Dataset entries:
■ ■ ■

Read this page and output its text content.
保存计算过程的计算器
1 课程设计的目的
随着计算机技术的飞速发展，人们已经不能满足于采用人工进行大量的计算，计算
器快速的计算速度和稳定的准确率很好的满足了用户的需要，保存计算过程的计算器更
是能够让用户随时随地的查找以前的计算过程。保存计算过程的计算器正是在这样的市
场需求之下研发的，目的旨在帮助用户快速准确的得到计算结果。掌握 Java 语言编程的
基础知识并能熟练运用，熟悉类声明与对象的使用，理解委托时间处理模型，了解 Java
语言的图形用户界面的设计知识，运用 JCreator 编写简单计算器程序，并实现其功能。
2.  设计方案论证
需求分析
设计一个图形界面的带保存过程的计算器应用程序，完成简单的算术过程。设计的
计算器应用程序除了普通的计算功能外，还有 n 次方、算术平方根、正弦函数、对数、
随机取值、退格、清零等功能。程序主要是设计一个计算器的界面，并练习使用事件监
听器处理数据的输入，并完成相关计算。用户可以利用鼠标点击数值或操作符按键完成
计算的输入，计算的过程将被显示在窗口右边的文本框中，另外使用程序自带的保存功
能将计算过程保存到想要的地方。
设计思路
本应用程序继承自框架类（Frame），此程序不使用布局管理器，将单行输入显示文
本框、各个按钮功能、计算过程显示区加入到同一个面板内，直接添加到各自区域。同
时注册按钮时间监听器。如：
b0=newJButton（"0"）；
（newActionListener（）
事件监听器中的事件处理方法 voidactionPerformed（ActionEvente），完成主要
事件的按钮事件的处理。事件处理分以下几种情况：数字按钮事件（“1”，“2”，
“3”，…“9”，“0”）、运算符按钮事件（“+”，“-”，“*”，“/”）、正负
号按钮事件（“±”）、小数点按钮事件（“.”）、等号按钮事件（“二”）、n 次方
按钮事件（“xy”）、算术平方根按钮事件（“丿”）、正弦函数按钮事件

■ ■ ■

--- Work to do ---
Above are records; say how many of their lines contain the word "Java", giving only the number.

--- Correct answer ---
2